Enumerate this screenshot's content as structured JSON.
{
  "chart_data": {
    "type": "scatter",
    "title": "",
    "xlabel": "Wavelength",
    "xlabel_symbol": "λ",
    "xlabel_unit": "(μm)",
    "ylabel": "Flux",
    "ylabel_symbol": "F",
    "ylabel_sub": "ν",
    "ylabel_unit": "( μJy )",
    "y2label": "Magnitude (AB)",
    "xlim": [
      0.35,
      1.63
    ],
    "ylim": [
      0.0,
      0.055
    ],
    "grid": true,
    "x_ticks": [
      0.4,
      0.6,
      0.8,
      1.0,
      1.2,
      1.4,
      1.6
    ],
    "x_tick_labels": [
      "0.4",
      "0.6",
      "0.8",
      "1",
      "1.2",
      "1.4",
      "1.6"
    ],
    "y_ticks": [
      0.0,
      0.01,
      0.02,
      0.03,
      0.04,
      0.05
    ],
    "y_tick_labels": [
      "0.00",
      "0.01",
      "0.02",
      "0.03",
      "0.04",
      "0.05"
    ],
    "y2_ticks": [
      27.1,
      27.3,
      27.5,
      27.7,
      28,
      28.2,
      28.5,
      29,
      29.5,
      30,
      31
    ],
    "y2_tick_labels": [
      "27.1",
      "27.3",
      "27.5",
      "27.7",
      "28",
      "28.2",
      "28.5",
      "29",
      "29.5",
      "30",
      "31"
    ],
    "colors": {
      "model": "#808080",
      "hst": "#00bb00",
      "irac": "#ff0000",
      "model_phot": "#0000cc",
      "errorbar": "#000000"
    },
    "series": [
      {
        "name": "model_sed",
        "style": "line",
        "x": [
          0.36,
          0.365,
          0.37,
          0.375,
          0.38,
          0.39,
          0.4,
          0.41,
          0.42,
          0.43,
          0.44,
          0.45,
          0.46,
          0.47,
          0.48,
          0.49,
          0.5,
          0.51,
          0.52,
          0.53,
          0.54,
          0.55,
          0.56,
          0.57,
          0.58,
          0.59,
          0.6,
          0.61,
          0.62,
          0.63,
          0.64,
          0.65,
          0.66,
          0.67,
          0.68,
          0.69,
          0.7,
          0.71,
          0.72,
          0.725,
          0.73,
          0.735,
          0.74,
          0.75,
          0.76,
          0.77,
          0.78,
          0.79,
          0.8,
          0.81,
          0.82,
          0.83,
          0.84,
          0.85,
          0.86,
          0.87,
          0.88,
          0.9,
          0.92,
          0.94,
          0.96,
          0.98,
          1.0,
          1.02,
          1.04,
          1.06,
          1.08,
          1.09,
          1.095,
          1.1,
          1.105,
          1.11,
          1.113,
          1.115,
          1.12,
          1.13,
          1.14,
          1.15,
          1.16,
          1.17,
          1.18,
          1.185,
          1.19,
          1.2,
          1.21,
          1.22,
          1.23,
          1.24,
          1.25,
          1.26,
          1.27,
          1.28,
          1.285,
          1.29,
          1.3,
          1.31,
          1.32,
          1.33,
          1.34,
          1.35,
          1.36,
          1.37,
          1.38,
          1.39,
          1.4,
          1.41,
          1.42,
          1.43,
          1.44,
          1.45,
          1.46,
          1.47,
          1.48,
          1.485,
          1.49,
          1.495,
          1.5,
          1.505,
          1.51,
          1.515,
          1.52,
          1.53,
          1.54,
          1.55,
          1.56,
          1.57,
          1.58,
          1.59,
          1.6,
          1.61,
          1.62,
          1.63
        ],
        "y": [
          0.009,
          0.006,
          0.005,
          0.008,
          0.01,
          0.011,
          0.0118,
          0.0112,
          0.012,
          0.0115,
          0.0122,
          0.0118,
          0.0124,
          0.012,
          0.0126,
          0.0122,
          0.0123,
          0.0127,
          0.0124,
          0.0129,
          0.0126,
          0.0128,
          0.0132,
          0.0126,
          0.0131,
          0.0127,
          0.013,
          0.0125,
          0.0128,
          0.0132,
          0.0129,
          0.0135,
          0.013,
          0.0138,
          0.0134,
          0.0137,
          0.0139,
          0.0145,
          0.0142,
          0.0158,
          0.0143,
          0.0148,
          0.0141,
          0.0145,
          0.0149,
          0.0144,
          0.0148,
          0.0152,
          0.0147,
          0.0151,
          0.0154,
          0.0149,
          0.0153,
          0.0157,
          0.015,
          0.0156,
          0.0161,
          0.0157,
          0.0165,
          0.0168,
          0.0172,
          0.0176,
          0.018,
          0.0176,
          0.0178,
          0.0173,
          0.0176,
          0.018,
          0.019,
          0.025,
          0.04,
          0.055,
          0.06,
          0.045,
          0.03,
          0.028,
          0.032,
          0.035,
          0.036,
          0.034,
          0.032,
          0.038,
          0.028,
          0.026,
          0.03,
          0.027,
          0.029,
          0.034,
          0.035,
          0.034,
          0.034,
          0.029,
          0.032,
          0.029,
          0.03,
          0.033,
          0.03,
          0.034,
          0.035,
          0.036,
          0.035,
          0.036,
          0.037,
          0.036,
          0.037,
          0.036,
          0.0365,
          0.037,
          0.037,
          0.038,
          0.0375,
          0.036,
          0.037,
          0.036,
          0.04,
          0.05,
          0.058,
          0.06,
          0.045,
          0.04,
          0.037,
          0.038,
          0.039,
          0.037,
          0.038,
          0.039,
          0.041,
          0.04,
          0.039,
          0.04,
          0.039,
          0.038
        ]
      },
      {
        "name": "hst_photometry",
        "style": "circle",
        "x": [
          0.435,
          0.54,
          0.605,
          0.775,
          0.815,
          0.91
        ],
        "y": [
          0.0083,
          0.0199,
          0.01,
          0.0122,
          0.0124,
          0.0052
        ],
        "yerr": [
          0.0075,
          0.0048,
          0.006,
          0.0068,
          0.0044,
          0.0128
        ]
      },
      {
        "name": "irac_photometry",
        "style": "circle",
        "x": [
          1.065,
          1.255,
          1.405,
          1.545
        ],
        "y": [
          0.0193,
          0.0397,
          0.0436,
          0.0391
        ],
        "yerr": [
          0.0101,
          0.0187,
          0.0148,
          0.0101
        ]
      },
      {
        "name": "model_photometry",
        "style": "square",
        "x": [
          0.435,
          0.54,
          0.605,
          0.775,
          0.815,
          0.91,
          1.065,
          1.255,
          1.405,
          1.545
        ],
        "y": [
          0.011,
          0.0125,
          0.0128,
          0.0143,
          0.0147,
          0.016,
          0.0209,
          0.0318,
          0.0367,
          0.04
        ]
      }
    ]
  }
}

▶ _SHORT TASK_
Copy all data exactly, start to finish.

▶ _SOLVED PROBLEM_
Enumerate this screenshot's content as structured JSON.
{
  "chart_data": {
    "type": "scatter",
    "title": "",
    "xlabel": "Wavelength",
    "xlabel_symbol": "λ",
    "xlabel_unit": "(μm)",
    "ylabel": "Flux",
    "ylabel_symbol": "F",
    "ylabel_sub": "ν",
    "ylabel_unit": "( μJy )",
    "y2label": "Magnitude (AB)",
    "xlim": [
      0.35,
      1.63
    ],
    "ylim": [
      0.0,
      0.055
    ],
    "grid": true,
    "x_ticks": [
      0.4,
      0.6,
      0.8,
      1.0,
      1.2,
      1.4,
      1.6
    ],
    "x_tick_labels": [
      "0.4",
      "0.6",
      "0.8",
      "1",
      "1.2",
      "1.4",
      "1.6"
    ],
    "y_ticks": [
      0.0,
      0.01,
      0.02,
      0.03,
      0.04,
      0.05
    ],
    "y_tick_labels": [
      "0.00",
      "0.01",
      "0.02",
      "0.03",
      "0.04",
      "0.05"
    ],
    "y2_ticks": [
      27.1,
      27.3,
      27.5,
      27.7,
      28,
      28.2,
      28.5,
      29,
      29.5,
      30,
      31
    ],
    "y2_tick_labels": [
      "27.1",
      "27.3",
      "27.5",
      "27.7",
      "28",
      "28.2",
      "28.5",
      "29",
      "29.5",
      "30",
      "31"
    ],
    "colors": {
      "model": "#808080",
      "hst": "#00bb00",
      "irac": "#ff0000",
      "model_phot": "#0000cc",
      "errorbar": "#000000"
    },
    "series": [
      {
        "name": "model_sed",
        "style": "line",
        "x": [
          0.36,
          0.365,
          0.37,
          0.375,
          0.38,
          0.39,
          0.4,
          0.41,
          0.42,
          0.43,
          0.44,
          0.45,
          0.46,
          0.47,
          0.48,
          0.49,
          0.5,
          0.51,
          0.52,
          0.53,
          0.54,
          0.55,
          0.56,
          0.57,
          0.58,
          0.59,
          0.6,
          0.61,
          0.62,
          0.63,
          0.64,
          0.65,
          0.66,
          0.67,
          0.68,
          0.69,
          0.7,
          0.71,
          0.72,
          0.725,
          0.73,
          0.735,
          0.74,
          0.75,
          0.76,
          0.77,
          0.78,
          0.79,
          0.8,
          0.81,
          0.82,
          0.83,
          0.84,
          0.85,
          0.86,
          0.87,
          0.88,
          0.9,
          0.92,
          0.94,
          0.96,
          0.98,
          1.0,
          1.02,
          1.04,
          1.06,
          1.08,
          1.09,
          1.095,
          1.1,
          1.105,
          1.11,
          1.113,
          1.115,
          1.12,
          1.13,
          1.14,
          1.15,
          1.16,
          1.17,
          1.18,
          1.185,
          1.19,
          1.2,
          1.21,
          1.22,
          1.23,
          1.24,
          1.25,
          1.26,
          1.27,
          1.28,
          1.285,
          1.29,
          1.3,
          1.31,
          1.32,
          1.33,
          1.34,
          1.35,
          1.36,
          1.37,
          1.38,
          1.39,
          1.4,
          1.41,
          1.42,
          1.43,
          1.44,
          1.45,
          1.46,
          1.47,
          1.48,
          1.485,
          1.49,
          1.495,
          1.5,
          1.505,
          1.51,
          1.515,
          1.52,
          1.53,
          1.54,
          1.55,
          1.56,
          1.57,
          1.58,
          1.59,
          1.6,
          1.61,
          1.62,
          1.63
        ],
        "y": [
          0.009,
          0.006,
          0.005,
          0.008,
          0.01,
          0.011,
          0.0118,
          0.0112,
          0.012,
          0.0115,
          0.0122,
          0.0118,
          0.0124,
          0.012,
          0.0126,
          0.0122,
          0.0123,
          0.0127,
          0.0124,
          0.0129,
          0.0126,
          0.0128,
          0.0132,
          0.0126,
          0.0131,
          0.0127,
          0.013,
          0.0125,
          0.0128,
          0.0132,
          0.0129,
          0.0135,
          0.013,
          0.0138,
          0.0134,
          0.0137,
          0.0139,
          0.0145,
          0.0142,
          0.0158,
          0.0143,
          0.0148,
          0.0141,
          0.0145,
          0.0149,
          0.0144,
          0.0148,
          0.0152,
          0.0147,
          0.0151,
          0.0154,
          0.0149,
          0.0153,
          0.0157,
          0.015,
          0.0156,
          0.0161,
          0.0157,
          0.0165,
          0.0168,
          0.0172,
          0.0176,
          0.018,
          0.0176,
          0.0178,
          0.0173,
          0.0176,
          0.018,
          0.019,
          0.025,
          0.04,
          0.055,
          0.06,
          0.045,
          0.03,
          0.028,
          0.032,
          0.035,
          0.036,
          0.034,
          0.032,
          0.038,
          0.028,
          0.026,
          0.03,
          0.027,
          0.029,
          0.034,
          0.035,
          0.034,
          0.034,
          0.029,
          0.032,
          0.029,
          0.03,
          0.033,
          0.03,
          0.034,
          0.035,
          0.036,
          0.035,
          0.036,
          0.037,
          0.036,
          0.037,
          0.036,
          0.0365,
          0.037,
          0.037,
          0.038,
          0.0375,
          0.036,
          0.037,
          0.036,
          0.04,
          0.05,
          0.058,
          0.06,
          0.045,
          0.04,
          0.037,
          0.038,
          0.039,
          0.037,
          0.038,
          0.039,
          0.041,
          0.04,
          0.039,
          0.04,
          0.039,
          0.038
        ]
      },
      {
        "name": "hst_photometry",
        "style": "circle",
        "x": [
          0.435,
          0.54,
          0.605,
          0.775,
          0.815,
          0.91
        ],
        "y": [
          0.0083,
          0.0199,
          0.01,
          0.0122,
          0.0124,
          0.0052
        ],
        "yerr": [
          0.0075,
          0.0048,
          0.006,
          0.0068,
          0.0044,
          0.0128
        ]
      },
      {
        "name": "irac_photometry",
        "style": "circle",
        "x": [
          1.065,
          1.255,
          1.405,
          1.545
        ],
        "y": [
          0.0193,
          0.0397,
          0.0436,
          0.0391
        ],
        "yerr": [
          0.0101,
          0.0187,
          0.0148,
          0.0101
        ]
      },
      {
        "name": "model_photometry",
        "style": "square",
        "x": [
          0.435,
          0.54,
          0.605,
          0.775,
          0.815,
          0.91,
          1.065,
          1.255,
          1.405,
          1.545
        ],
        "y": [
          0.011,
          0.0125,
          0.0128,
          0.0143,
          0.0147,
          0.016,
          0.0209,
          0.0318,
          0.0367,
          0.04
        ]
      }
    ]
  }
}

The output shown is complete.